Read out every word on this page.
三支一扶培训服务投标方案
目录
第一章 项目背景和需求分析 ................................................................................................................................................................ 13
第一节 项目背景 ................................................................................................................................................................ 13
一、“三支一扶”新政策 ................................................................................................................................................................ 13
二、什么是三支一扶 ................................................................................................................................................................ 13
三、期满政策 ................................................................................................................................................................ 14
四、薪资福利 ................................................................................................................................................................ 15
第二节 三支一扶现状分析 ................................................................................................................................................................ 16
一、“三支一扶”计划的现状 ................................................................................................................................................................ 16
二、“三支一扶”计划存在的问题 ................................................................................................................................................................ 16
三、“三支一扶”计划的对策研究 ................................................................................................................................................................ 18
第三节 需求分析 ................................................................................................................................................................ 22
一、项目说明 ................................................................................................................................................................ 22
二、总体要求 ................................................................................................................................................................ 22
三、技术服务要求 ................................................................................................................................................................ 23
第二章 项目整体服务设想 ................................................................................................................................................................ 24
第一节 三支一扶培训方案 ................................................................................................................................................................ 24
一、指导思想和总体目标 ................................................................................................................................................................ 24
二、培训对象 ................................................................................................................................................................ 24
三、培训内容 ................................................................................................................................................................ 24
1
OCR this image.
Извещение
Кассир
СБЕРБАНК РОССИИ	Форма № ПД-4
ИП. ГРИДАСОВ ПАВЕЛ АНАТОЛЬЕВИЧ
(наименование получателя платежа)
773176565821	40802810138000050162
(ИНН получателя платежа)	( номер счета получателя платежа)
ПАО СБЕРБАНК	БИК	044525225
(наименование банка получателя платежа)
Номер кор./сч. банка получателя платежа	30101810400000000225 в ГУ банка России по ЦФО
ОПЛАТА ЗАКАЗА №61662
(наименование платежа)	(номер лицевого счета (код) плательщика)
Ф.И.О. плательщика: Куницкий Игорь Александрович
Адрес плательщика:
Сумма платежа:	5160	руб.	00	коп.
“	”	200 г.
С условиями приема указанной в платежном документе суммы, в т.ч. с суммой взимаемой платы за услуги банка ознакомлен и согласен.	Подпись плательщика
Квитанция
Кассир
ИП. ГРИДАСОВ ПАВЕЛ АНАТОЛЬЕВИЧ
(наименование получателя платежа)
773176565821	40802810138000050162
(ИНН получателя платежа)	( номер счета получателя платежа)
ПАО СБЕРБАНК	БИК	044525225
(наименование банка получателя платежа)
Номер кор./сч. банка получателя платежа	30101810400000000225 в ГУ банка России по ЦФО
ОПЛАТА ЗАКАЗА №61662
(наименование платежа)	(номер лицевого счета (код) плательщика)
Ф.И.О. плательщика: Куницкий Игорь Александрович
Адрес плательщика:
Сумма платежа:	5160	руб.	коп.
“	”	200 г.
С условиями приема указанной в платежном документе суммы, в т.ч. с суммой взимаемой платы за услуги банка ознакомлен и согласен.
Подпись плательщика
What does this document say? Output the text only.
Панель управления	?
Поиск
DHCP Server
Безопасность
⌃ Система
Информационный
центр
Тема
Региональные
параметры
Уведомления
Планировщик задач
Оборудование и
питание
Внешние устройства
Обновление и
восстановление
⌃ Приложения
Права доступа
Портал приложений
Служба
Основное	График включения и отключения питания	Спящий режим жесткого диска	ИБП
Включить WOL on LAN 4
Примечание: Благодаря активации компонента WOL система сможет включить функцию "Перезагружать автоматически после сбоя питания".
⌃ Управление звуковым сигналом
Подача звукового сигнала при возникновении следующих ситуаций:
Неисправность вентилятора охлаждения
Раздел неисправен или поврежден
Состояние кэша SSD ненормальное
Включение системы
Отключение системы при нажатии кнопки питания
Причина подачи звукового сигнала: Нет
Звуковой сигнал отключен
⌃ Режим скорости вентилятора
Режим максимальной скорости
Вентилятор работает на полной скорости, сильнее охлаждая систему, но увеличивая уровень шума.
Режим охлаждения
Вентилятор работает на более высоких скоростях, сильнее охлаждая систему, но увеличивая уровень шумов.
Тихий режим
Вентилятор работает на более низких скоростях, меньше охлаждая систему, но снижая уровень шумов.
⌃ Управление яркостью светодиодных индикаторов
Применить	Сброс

☆ ☆ ☆ ☆ ☆

Print the listing above in full, exactly as it is.

Read out every word on this page.
三支一扶培训服务投标方案
目录
第一章 项目背景和需求分析 ................................................................................................................................................................ 13
第一节 项目背景 ................................................................................................................................................................ 13
一、“三支一扶”新政策 ................................................................................................................................................................ 13
二、什么是三支一扶 ................................................................................................................................................................ 13
三、期满政策 ................................................................................................................................................................ 14
四、薪资福利 ................................................................................................................................................................ 15
第二节 三支一扶现状分析 ................................................................................................................................................................ 16
一、“三支一扶”计划的现状 ................................................................................................................................................................ 16
二、“三支一扶”计划存在的问题 ................................................................................................................................................................ 16
三、“三支一扶”计划的对策研究 ................................................................................................................................................................ 18
第三节 需求分析 ................................................................................................................................................................ 22
一、项目说明 ................................................................................................................................................................ 22
二、总体要求 ................................................................................................................................................................ 22
三、技术服务要求 ................................................................................................................................................................ 23
第二章 项目整体服务设想 ................................................................................................................................................................ 24
第一节 三支一扶培训方案 ................................................................................................................................................................ 24
一、指导思想和总体目标 ................................................................................................................................................................ 24
二、培训对象 ................................................................................................................................................................ 24
三、培训内容 ................................................................................................................................................................ 24
1
OCR this image.
Извещение
Кассир
СБЕРБАНК РОССИИ	Форма № ПД-4
ИП. ГРИДАСОВ ПАВЕЛ АНАТОЛЬЕВИЧ
(наименование получателя платежа)
773176565821	40802810138000050162
(ИНН получателя платежа)	( номер счета получателя платежа)
ПАО СБЕРБАНК	БИК	044525225
(наименование банка получателя платежа)
Номер кор./сч. банка получателя платежа	30101810400000000225 в ГУ банка России по ЦФО
ОПЛАТА ЗАКАЗА №61662
(наименование платежа)	(номер лицевого счета (код) плательщика)
Ф.И.О. плательщика: Куницкий Игорь Александрович
Адрес плательщика:
Сумма платежа:	5160	руб.	00	коп.
“	”	200 г.
С условиями приема указанной в платежном документе суммы, в т.ч. с суммой взимаемой платы за услуги банка ознакомлен и согласен.	Подпись плательщика
Квитанция
Кассир
ИП. ГРИДАСОВ ПАВЕЛ АНАТОЛЬЕВИЧ
(наименование получателя платежа)
773176565821	40802810138000050162
(ИНН получателя платежа)	( номер счета получателя платежа)
ПАО СБЕРБАНК	БИК	044525225
(наименование банка получателя платежа)
Номер кор./сч. банка получателя платежа	30101810400000000225 в ГУ банка России по ЦФО
ОПЛАТА ЗАКАЗА №61662
(наименование платежа)	(номер лицевого счета (код) плательщика)
Ф.И.О. плательщика: Куницкий Игорь Александрович
Адрес плательщика:
Сумма платежа:	5160	руб.	коп.
“	”	200 г.
С условиями приема указанной в платежном документе суммы, в т.ч. с суммой взимаемой платы за услуги банка ознакомлен и согласен.
Подпись плательщика
What does this document say? Output the text only.
Панель управления	?
Поиск
DHCP Server
Безопасность
⌃ Система
Информационный
центр
Тема
Региональные
параметры
Уведомления
Планировщик задач
Оборудование и
питание
Внешние устройства
Обновление и
восстановление
⌃ Приложения
Права доступа
Портал приложений
Служба
Основное	График включения и отключения питания	Спящий режим жесткого диска	ИБП
Включить WOL on LAN 4
Примечание: Благодаря активации компонента WOL система сможет включить функцию "Перезагружать автоматически после сбоя питания".
⌃ Управление звуковым сигналом
Подача звукового сигнала при возникновении следующих ситуаций:
Неисправность вентилятора охлаждения
Раздел неисправен или поврежден
Состояние кэша SSD ненормальное
Включение системы
Отключение системы при нажатии кнопки питания
Причина подачи звукового сигнала: Нет
Звуковой сигнал отключен
⌃ Режим скорости вентилятора
Режим максимальной скорости
Вентилятор работает на полной скорости, сильнее охлаждая систему, но увеличивая уровень шума.
Режим охлаждения
Вентилятор работает на более высоких скоростях, сильнее охлаждая систему, но увеличивая уровень шумов.
Тихий режим
Вентилятор работает на более низких скоростях, меньше охлаждая систему, но снижая уровень шумов.
⌃ Управление яркостью светодиодных индикаторов
Применить	Сброс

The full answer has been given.